Task details: Without the images, print all the entries below exactly as given.

- - - -

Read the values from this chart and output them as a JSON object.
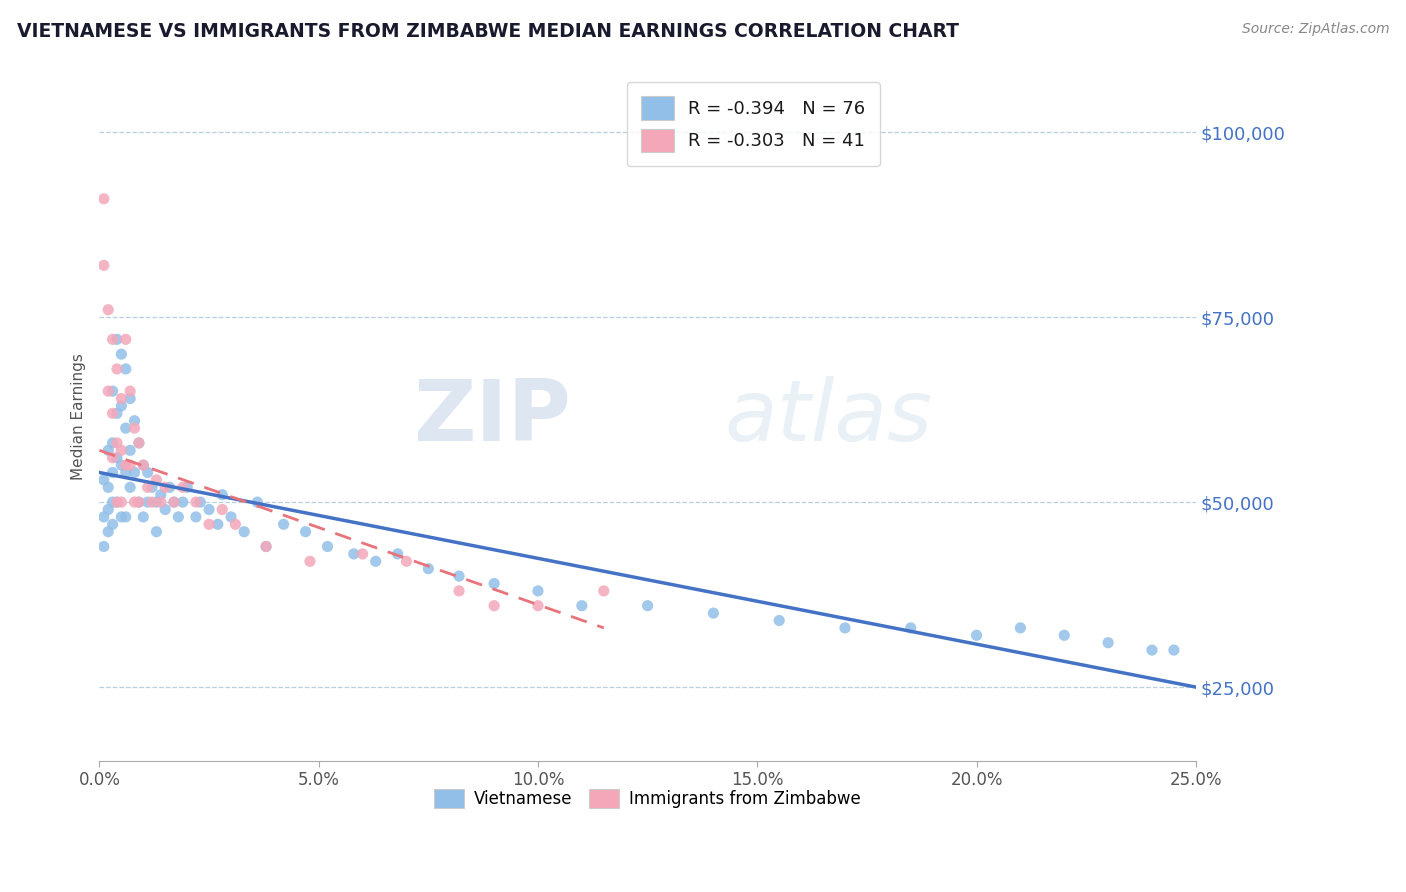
{
  "title": "VIETNAMESE VS IMMIGRANTS FROM ZIMBABWE MEDIAN EARNINGS CORRELATION CHART",
  "source": "Source: ZipAtlas.com",
  "ylabel": "Median Earnings",
  "xlim": [
    0.0,
    0.25
  ],
  "ylim": [
    15000,
    108000
  ],
  "yticks": [
    25000,
    50000,
    75000,
    100000
  ],
  "xticks": [
    0.0,
    0.05,
    0.1,
    0.15,
    0.2,
    0.25
  ],
  "xtick_labels": [
    "0.0%",
    "5.0%",
    "10.0%",
    "15.0%",
    "20.0%",
    "25.0%"
  ],
  "ytick_labels": [
    "$25,000",
    "$50,000",
    "$75,000",
    "$100,000"
  ],
  "blue_color": "#92bfe8",
  "pink_color": "#f4a7b9",
  "line_blue": "#4472c4",
  "line_pink": "#e8737a",
  "r_blue": -0.394,
  "n_blue": 76,
  "r_pink": -0.303,
  "n_pink": 41,
  "legend_labels": [
    "Vietnamese",
    "Immigrants from Zimbabwe"
  ],
  "watermark_zip": "ZIP",
  "watermark_atlas": "atlas",
  "blue_scatter_x": [
    0.001,
    0.001,
    0.001,
    0.002,
    0.002,
    0.002,
    0.002,
    0.003,
    0.003,
    0.003,
    0.003,
    0.003,
    0.004,
    0.004,
    0.004,
    0.004,
    0.005,
    0.005,
    0.005,
    0.005,
    0.006,
    0.006,
    0.006,
    0.006,
    0.007,
    0.007,
    0.007,
    0.008,
    0.008,
    0.009,
    0.009,
    0.01,
    0.01,
    0.011,
    0.011,
    0.012,
    0.013,
    0.013,
    0.014,
    0.015,
    0.016,
    0.017,
    0.018,
    0.019,
    0.02,
    0.022,
    0.023,
    0.025,
    0.027,
    0.028,
    0.03,
    0.033,
    0.036,
    0.038,
    0.042,
    0.047,
    0.052,
    0.058,
    0.063,
    0.068,
    0.075,
    0.082,
    0.09,
    0.1,
    0.11,
    0.125,
    0.14,
    0.155,
    0.17,
    0.185,
    0.2,
    0.21,
    0.22,
    0.23,
    0.24,
    0.245
  ],
  "blue_scatter_y": [
    53000,
    48000,
    44000,
    57000,
    52000,
    49000,
    46000,
    65000,
    58000,
    54000,
    50000,
    47000,
    72000,
    62000,
    56000,
    50000,
    70000,
    63000,
    55000,
    48000,
    68000,
    60000,
    54000,
    48000,
    64000,
    57000,
    52000,
    61000,
    54000,
    58000,
    50000,
    55000,
    48000,
    54000,
    50000,
    52000,
    50000,
    46000,
    51000,
    49000,
    52000,
    50000,
    48000,
    50000,
    52000,
    48000,
    50000,
    49000,
    47000,
    51000,
    48000,
    46000,
    50000,
    44000,
    47000,
    46000,
    44000,
    43000,
    42000,
    43000,
    41000,
    40000,
    39000,
    38000,
    36000,
    36000,
    35000,
    34000,
    33000,
    33000,
    32000,
    33000,
    32000,
    31000,
    30000,
    30000
  ],
  "pink_scatter_x": [
    0.001,
    0.001,
    0.002,
    0.002,
    0.003,
    0.003,
    0.003,
    0.004,
    0.004,
    0.004,
    0.005,
    0.005,
    0.005,
    0.006,
    0.006,
    0.007,
    0.007,
    0.008,
    0.008,
    0.009,
    0.009,
    0.01,
    0.011,
    0.012,
    0.013,
    0.014,
    0.015,
    0.017,
    0.019,
    0.022,
    0.025,
    0.028,
    0.031,
    0.038,
    0.048,
    0.06,
    0.07,
    0.082,
    0.09,
    0.1,
    0.115
  ],
  "pink_scatter_y": [
    91000,
    82000,
    76000,
    65000,
    72000,
    62000,
    56000,
    68000,
    58000,
    50000,
    64000,
    57000,
    50000,
    72000,
    55000,
    65000,
    55000,
    60000,
    50000,
    58000,
    50000,
    55000,
    52000,
    50000,
    53000,
    50000,
    52000,
    50000,
    52000,
    50000,
    47000,
    49000,
    47000,
    44000,
    42000,
    43000,
    42000,
    38000,
    36000,
    36000,
    38000
  ],
  "line_blue_x0": 0.0,
  "line_blue_x1": 0.25,
  "line_blue_y0": 54000,
  "line_blue_y1": 25000,
  "line_pink_x0": 0.0,
  "line_pink_x1": 0.115,
  "line_pink_y0": 57000,
  "line_pink_y1": 33000
}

- - - -

Full response:
Read the values from this chart and output them as a JSON object.
{
  "title": "VIETNAMESE VS IMMIGRANTS FROM ZIMBABWE MEDIAN EARNINGS CORRELATION CHART",
  "source": "Source: ZipAtlas.com",
  "ylabel": "Median Earnings",
  "xlim": [
    0.0,
    0.25
  ],
  "ylim": [
    15000,
    108000
  ],
  "yticks": [
    25000,
    50000,
    75000,
    100000
  ],
  "xticks": [
    0.0,
    0.05,
    0.1,
    0.15,
    0.2,
    0.25
  ],
  "xtick_labels": [
    "0.0%",
    "5.0%",
    "10.0%",
    "15.0%",
    "20.0%",
    "25.0%"
  ],
  "ytick_labels": [
    "$25,000",
    "$50,000",
    "$75,000",
    "$100,000"
  ],
  "blue_color": "#92bfe8",
  "pink_color": "#f4a7b9",
  "line_blue": "#4472c4",
  "line_pink": "#e8737a",
  "r_blue": -0.394,
  "n_blue": 76,
  "r_pink": -0.303,
  "n_pink": 41,
  "legend_labels": [
    "Vietnamese",
    "Immigrants from Zimbabwe"
  ],
  "watermark_zip": "ZIP",
  "watermark_atlas": "atlas",
  "blue_scatter_x": [
    0.001,
    0.001,
    0.001,
    0.002,
    0.002,
    0.002,
    0.002,
    0.003,
    0.003,
    0.003,
    0.003,
    0.003,
    0.004,
    0.004,
    0.004,
    0.004,
    0.005,
    0.005,
    0.005,
    0.005,
    0.006,
    0.006,
    0.006,
    0.006,
    0.007,
    0.007,
    0.007,
    0.008,
    0.008,
    0.009,
    0.009,
    0.01,
    0.01,
    0.011,
    0.011,
    0.012,
    0.013,
    0.013,
    0.014,
    0.015,
    0.016,
    0.017,
    0.018,
    0.019,
    0.02,
    0.022,
    0.023,
    0.025,
    0.027,
    0.028,
    0.03,
    0.033,
    0.036,
    0.038,
    0.042,
    0.047,
    0.052,
    0.058,
    0.063,
    0.068,
    0.075,
    0.082,
    0.09,
    0.1,
    0.11,
    0.125,
    0.14,
    0.155,
    0.17,
    0.185,
    0.2,
    0.21,
    0.22,
    0.23,
    0.24,
    0.245
  ],
  "blue_scatter_y": [
    53000,
    48000,
    44000,
    57000,
    52000,
    49000,
    46000,
    65000,
    58000,
    54000,
    50000,
    47000,
    72000,
    62000,
    56000,
    50000,
    70000,
    63000,
    55000,
    48000,
    68000,
    60000,
    54000,
    48000,
    64000,
    57000,
    52000,
    61000,
    54000,
    58000,
    50000,
    55000,
    48000,
    54000,
    50000,
    52000,
    50000,
    46000,
    51000,
    49000,
    52000,
    50000,
    48000,
    50000,
    52000,
    48000,
    50000,
    49000,
    47000,
    51000,
    48000,
    46000,
    50000,
    44000,
    47000,
    46000,
    44000,
    43000,
    42000,
    43000,
    41000,
    40000,
    39000,
    38000,
    36000,
    36000,
    35000,
    34000,
    33000,
    33000,
    32000,
    33000,
    32000,
    31000,
    30000,
    30000
  ],
  "pink_scatter_x": [
    0.001,
    0.001,
    0.002,
    0.002,
    0.003,
    0.003,
    0.003,
    0.004,
    0.004,
    0.004,
    0.005,
    0.005,
    0.005,
    0.006,
    0.006,
    0.007,
    0.007,
    0.008,
    0.008,
    0.009,
    0.009,
    0.01,
    0.011,
    0.012,
    0.013,
    0.014,
    0.015,
    0.017,
    0.019,
    0.022,
    0.025,
    0.028,
    0.031,
    0.038,
    0.048,
    0.06,
    0.07,
    0.082,
    0.09,
    0.1,
    0.115
  ],
  "pink_scatter_y": [
    91000,
    82000,
    76000,
    65000,
    72000,
    62000,
    56000,
    68000,
    58000,
    50000,
    64000,
    57000,
    50000,
    72000,
    55000,
    65000,
    55000,
    60000,
    50000,
    58000,
    50000,
    55000,
    52000,
    50000,
    53000,
    50000,
    52000,
    50000,
    52000,
    50000,
    47000,
    49000,
    47000,
    44000,
    42000,
    43000,
    42000,
    38000,
    36000,
    36000,
    38000
  ],
  "line_blue_x0": 0.0,
  "line_blue_x1": 0.25,
  "line_blue_y0": 54000,
  "line_blue_y1": 25000,
  "line_pink_x0": 0.0,
  "line_pink_x1": 0.115,
  "line_pink_y0": 57000,
  "line_pink_y1": 33000
}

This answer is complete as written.